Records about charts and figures
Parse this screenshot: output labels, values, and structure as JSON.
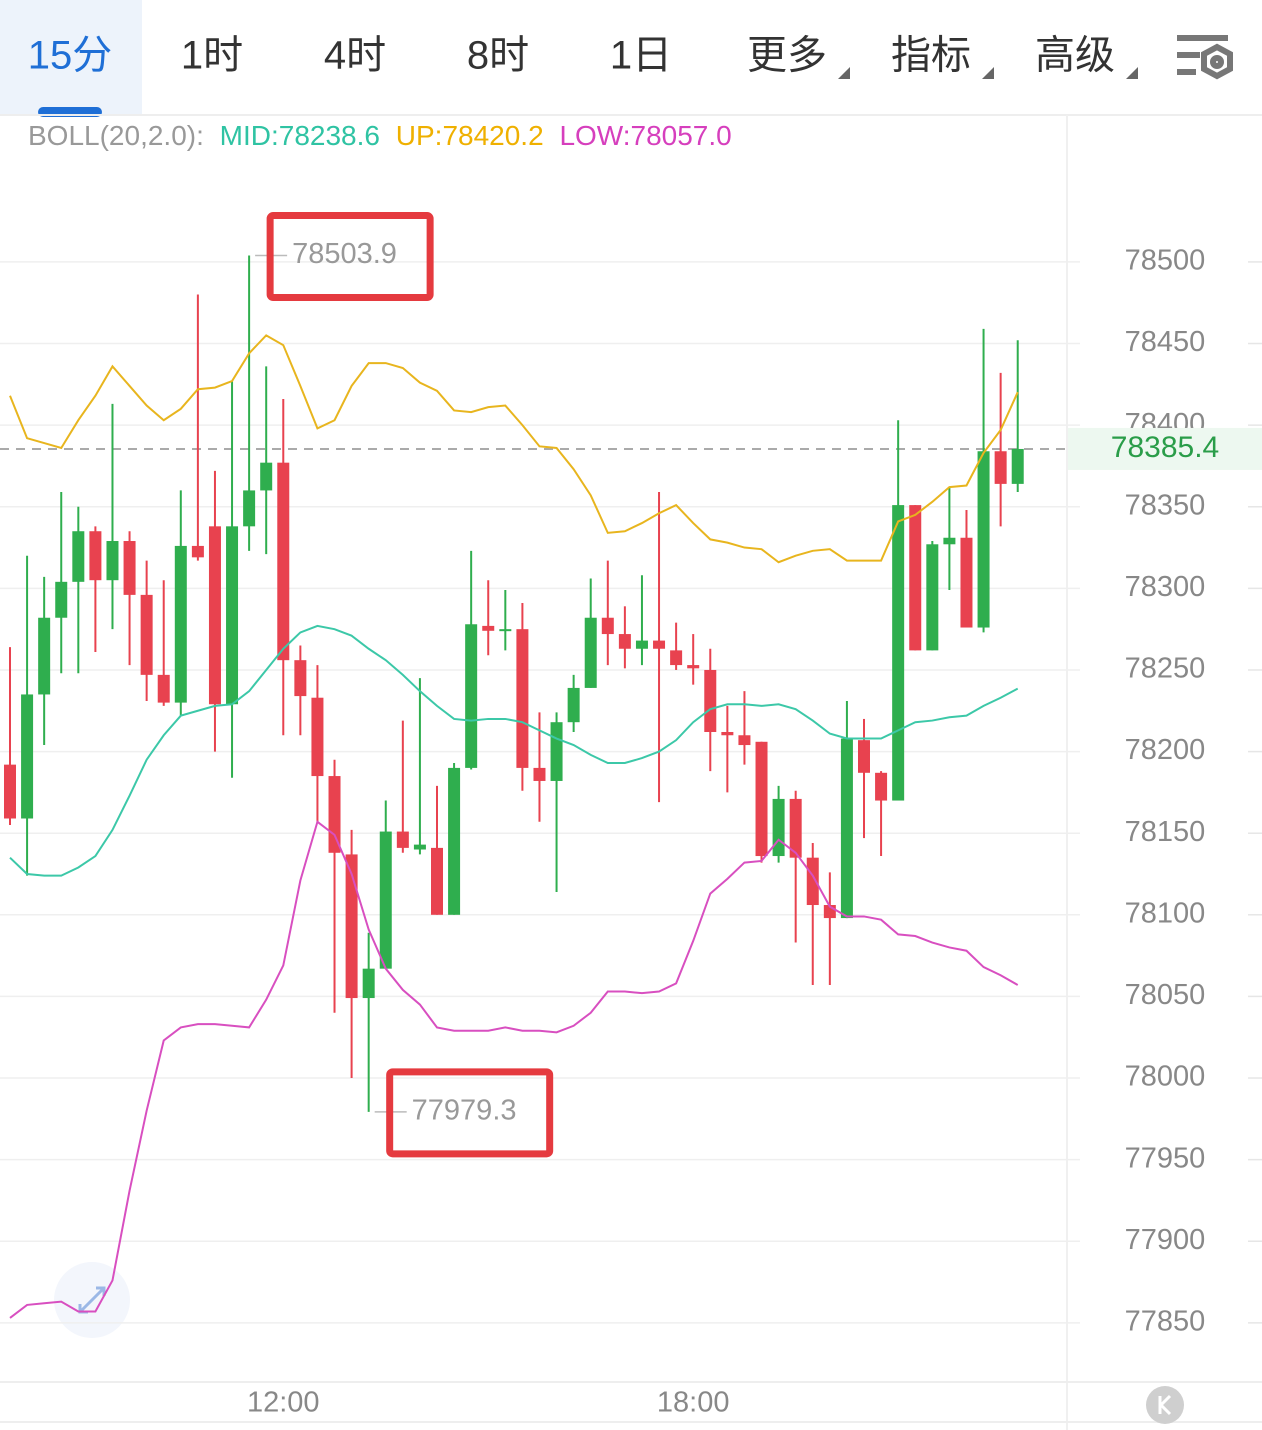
{
  "tabs": [
    "15分",
    "1时",
    "4时",
    "8时",
    "1日",
    "更多",
    "指标",
    "高级"
  ],
  "chart_data": {
    "type": "candlestick",
    "indicator": "BOLL(20,2.0):",
    "categories": [
      null,
      null,
      null,
      null,
      null,
      null,
      null,
      null,
      null,
      null,
      null,
      null,
      null,
      null,
      null,
      null,
      "12:00",
      null,
      null,
      null,
      null,
      null,
      null,
      null,
      null,
      null,
      null,
      null,
      null,
      null,
      null,
      null,
      null,
      null,
      null,
      null,
      null,
      null,
      null,
      null,
      "18:00",
      null,
      null,
      null,
      null,
      null,
      null,
      null,
      null,
      null,
      null,
      null,
      null,
      null,
      null,
      null,
      null,
      null,
      null,
      null
    ],
    "open": [
      78192,
      78159,
      78235,
      78282,
      78304,
      78335,
      78305,
      78329,
      78296,
      78247,
      78230,
      78326,
      78338,
      78229,
      78338,
      78360,
      78377,
      78256,
      78233,
      78185,
      78137,
      78049,
      78067,
      78151,
      78140,
      78141,
      78100,
      78190,
      78277,
      78274,
      78275,
      78190,
      78182,
      78218,
      78239,
      78282,
      78272,
      78263,
      78268,
      78262,
      78253,
      78250,
      78212,
      78210,
      78206,
      78136,
      78171,
      78135,
      78106,
      78098,
      78207,
      78187,
      78170,
      78351,
      78262,
      78327,
      78331,
      78276,
      78384,
      78364
    ],
    "high": [
      78264,
      78320,
      78307,
      78359,
      78350,
      78338,
      78413,
      78335,
      78317,
      78305,
      78360,
      78480,
      78372,
      78427,
      78503.9,
      78436,
      78416,
      78265,
      78253,
      78195,
      78152,
      78089,
      78170,
      78219,
      78245,
      78179,
      78193,
      78323,
      78305,
      78299,
      78291,
      78224,
      78224,
      78247,
      78306,
      78317,
      78289,
      78308,
      78359,
      78279,
      78272,
      78263,
      78228,
      78237,
      78206,
      78179,
      78176,
      78144,
      78126,
      78231,
      78220,
      78188,
      78403,
      78351,
      78329,
      78362,
      78348,
      78459,
      78432,
      78452
    ],
    "low": [
      78155,
      78124,
      78204,
      78248,
      78248,
      78261,
      78275,
      78253,
      78231,
      78228,
      78222,
      78317,
      78200,
      78184,
      78323,
      78321,
      78210,
      78210,
      78156,
      78040,
      78000,
      77979.3,
      78067,
      78138,
      78137,
      78100,
      78100,
      78189,
      78259,
      78262,
      78176,
      78157,
      78114,
      78212,
      78239,
      78253,
      78251,
      78253,
      78169,
      78250,
      78241,
      78188,
      78175,
      78192,
      78132,
      78132,
      78083,
      78057,
      78057,
      78098,
      78147,
      78136,
      78170,
      78262,
      78262,
      78299,
      78276,
      78273,
      78338,
      78359
    ],
    "close": [
      78159,
      78235,
      78282,
      78304,
      78335,
      78305,
      78329,
      78296,
      78247,
      78230,
      78326,
      78319,
      78229,
      78338,
      78360,
      78377,
      78256,
      78234,
      78185,
      78138,
      78049,
      78067,
      78151,
      78141,
      78143,
      78100,
      78190,
      78278,
      78274,
      78275,
      78190,
      78182,
      78218,
      78239,
      78282,
      78272,
      78263,
      78268,
      78263,
      78253,
      78251,
      78212,
      78210,
      78204,
      78136,
      78171,
      78135,
      78106,
      78098,
      78208,
      78187,
      78170,
      78351,
      78262,
      78327,
      78331,
      78276,
      78384,
      78364,
      78385.4
    ],
    "up_color": "#2fae4e",
    "down_color": "#e8424f",
    "series": [
      {
        "name": "MID:78238.6",
        "color": "#3cc8a8",
        "values": [
          78135,
          78125,
          78124,
          78124,
          78129,
          78136,
          78152,
          78173,
          78195,
          78210,
          78222,
          78225,
          78228,
          78229,
          78237,
          78250,
          78263,
          78273,
          78277,
          78275,
          78271,
          78263,
          78256,
          78247,
          78237,
          78228,
          78220,
          78219,
          78220,
          78220,
          78218,
          78213,
          78208,
          78204,
          78198,
          78193,
          78193,
          78196,
          78200,
          78207,
          78218,
          78226,
          78229,
          78229,
          78228,
          78229,
          78226,
          78219,
          78211,
          78208,
          78208,
          78208,
          78213,
          78218,
          78219,
          78221,
          78222,
          78228,
          78233,
          78238.6
        ]
      },
      {
        "name": "UP:78420.2",
        "color": "#e8b51e",
        "values": [
          78418,
          78392,
          78389,
          78386,
          78403,
          78418,
          78436,
          78424,
          78412,
          78403,
          78410,
          78422,
          78423,
          78427,
          78444,
          78455,
          78449,
          78424,
          78398,
          78403,
          78424,
          78438,
          78438,
          78435,
          78426,
          78421,
          78409,
          78408,
          78411,
          78412,
          78400,
          78387,
          78386,
          78373,
          78357,
          78334,
          78335,
          78340,
          78346,
          78351,
          78340,
          78330,
          78328,
          78325,
          78324,
          78316,
          78320,
          78323,
          78324,
          78317,
          78317,
          78317,
          78341,
          78345,
          78353,
          78362,
          78363,
          78383,
          78397,
          78420.2
        ]
      },
      {
        "name": "LOW:78057.0",
        "color": "#d84fc0",
        "values": [
          77853,
          77861,
          77862,
          77863,
          77857,
          77857,
          77876,
          77931,
          77980,
          78023,
          78031,
          78033,
          78033,
          78032,
          78031,
          78048,
          78069,
          78121,
          78157,
          78149,
          78125,
          78091,
          78067,
          78054,
          78045,
          78031,
          78029,
          78029,
          78029,
          78031,
          78029,
          78029,
          78028,
          78032,
          78040,
          78053,
          78053,
          78052,
          78053,
          78058,
          78084,
          78113,
          78122,
          78132,
          78133,
          78146,
          78138,
          78124,
          78105,
          78099,
          78099,
          78097,
          78088,
          78087,
          78083,
          78080,
          78078,
          78068,
          78063,
          78057.0
        ]
      }
    ],
    "annotations": [
      78503.9,
      77979.3
    ],
    "last_price": 78385.4,
    "ylim": [
      77815,
      78590
    ],
    "yticks": [
      77850,
      77900,
      77950,
      78000,
      78050,
      78100,
      78150,
      78200,
      78250,
      78300,
      78350,
      78400,
      78450,
      78500
    ],
    "grid": true
  }
}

— What is expected —
Print the whole listing above once more, word for word, without its pictures.

— Completed task —
Parse this screenshot: output labels, values, and structure as JSON.
{
  "tabs": [
    "15分",
    "1时",
    "4时",
    "8时",
    "1日",
    "更多",
    "指标",
    "高级"
  ],
  "chart_data": {
    "type": "candlestick",
    "indicator": "BOLL(20,2.0):",
    "categories": [
      null,
      null,
      null,
      null,
      null,
      null,
      null,
      null,
      null,
      null,
      null,
      null,
      null,
      null,
      null,
      null,
      "12:00",
      null,
      null,
      null,
      null,
      null,
      null,
      null,
      null,
      null,
      null,
      null,
      null,
      null,
      null,
      null,
      null,
      null,
      null,
      null,
      null,
      null,
      null,
      null,
      "18:00",
      null,
      null,
      null,
      null,
      null,
      null,
      null,
      null,
      null,
      null,
      null,
      null,
      null,
      null,
      null,
      null,
      null,
      null,
      null
    ],
    "open": [
      78192,
      78159,
      78235,
      78282,
      78304,
      78335,
      78305,
      78329,
      78296,
      78247,
      78230,
      78326,
      78338,
      78229,
      78338,
      78360,
      78377,
      78256,
      78233,
      78185,
      78137,
      78049,
      78067,
      78151,
      78140,
      78141,
      78100,
      78190,
      78277,
      78274,
      78275,
      78190,
      78182,
      78218,
      78239,
      78282,
      78272,
      78263,
      78268,
      78262,
      78253,
      78250,
      78212,
      78210,
      78206,
      78136,
      78171,
      78135,
      78106,
      78098,
      78207,
      78187,
      78170,
      78351,
      78262,
      78327,
      78331,
      78276,
      78384,
      78364
    ],
    "high": [
      78264,
      78320,
      78307,
      78359,
      78350,
      78338,
      78413,
      78335,
      78317,
      78305,
      78360,
      78480,
      78372,
      78427,
      78503.9,
      78436,
      78416,
      78265,
      78253,
      78195,
      78152,
      78089,
      78170,
      78219,
      78245,
      78179,
      78193,
      78323,
      78305,
      78299,
      78291,
      78224,
      78224,
      78247,
      78306,
      78317,
      78289,
      78308,
      78359,
      78279,
      78272,
      78263,
      78228,
      78237,
      78206,
      78179,
      78176,
      78144,
      78126,
      78231,
      78220,
      78188,
      78403,
      78351,
      78329,
      78362,
      78348,
      78459,
      78432,
      78452
    ],
    "low": [
      78155,
      78124,
      78204,
      78248,
      78248,
      78261,
      78275,
      78253,
      78231,
      78228,
      78222,
      78317,
      78200,
      78184,
      78323,
      78321,
      78210,
      78210,
      78156,
      78040,
      78000,
      77979.3,
      78067,
      78138,
      78137,
      78100,
      78100,
      78189,
      78259,
      78262,
      78176,
      78157,
      78114,
      78212,
      78239,
      78253,
      78251,
      78253,
      78169,
      78250,
      78241,
      78188,
      78175,
      78192,
      78132,
      78132,
      78083,
      78057,
      78057,
      78098,
      78147,
      78136,
      78170,
      78262,
      78262,
      78299,
      78276,
      78273,
      78338,
      78359
    ],
    "close": [
      78159,
      78235,
      78282,
      78304,
      78335,
      78305,
      78329,
      78296,
      78247,
      78230,
      78326,
      78319,
      78229,
      78338,
      78360,
      78377,
      78256,
      78234,
      78185,
      78138,
      78049,
      78067,
      78151,
      78141,
      78143,
      78100,
      78190,
      78278,
      78274,
      78275,
      78190,
      78182,
      78218,
      78239,
      78282,
      78272,
      78263,
      78268,
      78263,
      78253,
      78251,
      78212,
      78210,
      78204,
      78136,
      78171,
      78135,
      78106,
      78098,
      78208,
      78187,
      78170,
      78351,
      78262,
      78327,
      78331,
      78276,
      78384,
      78364,
      78385.4
    ],
    "up_color": "#2fae4e",
    "down_color": "#e8424f",
    "series": [
      {
        "name": "MID:78238.6",
        "color": "#3cc8a8",
        "values": [
          78135,
          78125,
          78124,
          78124,
          78129,
          78136,
          78152,
          78173,
          78195,
          78210,
          78222,
          78225,
          78228,
          78229,
          78237,
          78250,
          78263,
          78273,
          78277,
          78275,
          78271,
          78263,
          78256,
          78247,
          78237,
          78228,
          78220,
          78219,
          78220,
          78220,
          78218,
          78213,
          78208,
          78204,
          78198,
          78193,
          78193,
          78196,
          78200,
          78207,
          78218,
          78226,
          78229,
          78229,
          78228,
          78229,
          78226,
          78219,
          78211,
          78208,
          78208,
          78208,
          78213,
          78218,
          78219,
          78221,
          78222,
          78228,
          78233,
          78238.6
        ]
      },
      {
        "name": "UP:78420.2",
        "color": "#e8b51e",
        "values": [
          78418,
          78392,
          78389,
          78386,
          78403,
          78418,
          78436,
          78424,
          78412,
          78403,
          78410,
          78422,
          78423,
          78427,
          78444,
          78455,
          78449,
          78424,
          78398,
          78403,
          78424,
          78438,
          78438,
          78435,
          78426,
          78421,
          78409,
          78408,
          78411,
          78412,
          78400,
          78387,
          78386,
          78373,
          78357,
          78334,
          78335,
          78340,
          78346,
          78351,
          78340,
          78330,
          78328,
          78325,
          78324,
          78316,
          78320,
          78323,
          78324,
          78317,
          78317,
          78317,
          78341,
          78345,
          78353,
          78362,
          78363,
          78383,
          78397,
          78420.2
        ]
      },
      {
        "name": "LOW:78057.0",
        "color": "#d84fc0",
        "values": [
          77853,
          77861,
          77862,
          77863,
          77857,
          77857,
          77876,
          77931,
          77980,
          78023,
          78031,
          78033,
          78033,
          78032,
          78031,
          78048,
          78069,
          78121,
          78157,
          78149,
          78125,
          78091,
          78067,
          78054,
          78045,
          78031,
          78029,
          78029,
          78029,
          78031,
          78029,
          78029,
          78028,
          78032,
          78040,
          78053,
          78053,
          78052,
          78053,
          78058,
          78084,
          78113,
          78122,
          78132,
          78133,
          78146,
          78138,
          78124,
          78105,
          78099,
          78099,
          78097,
          78088,
          78087,
          78083,
          78080,
          78078,
          78068,
          78063,
          78057.0
        ]
      }
    ],
    "annotations": [
      78503.9,
      77979.3
    ],
    "last_price": 78385.4,
    "ylim": [
      77815,
      78590
    ],
    "yticks": [
      77850,
      77900,
      77950,
      78000,
      78050,
      78100,
      78150,
      78200,
      78250,
      78300,
      78350,
      78400,
      78450,
      78500
    ],
    "grid": true
  }
}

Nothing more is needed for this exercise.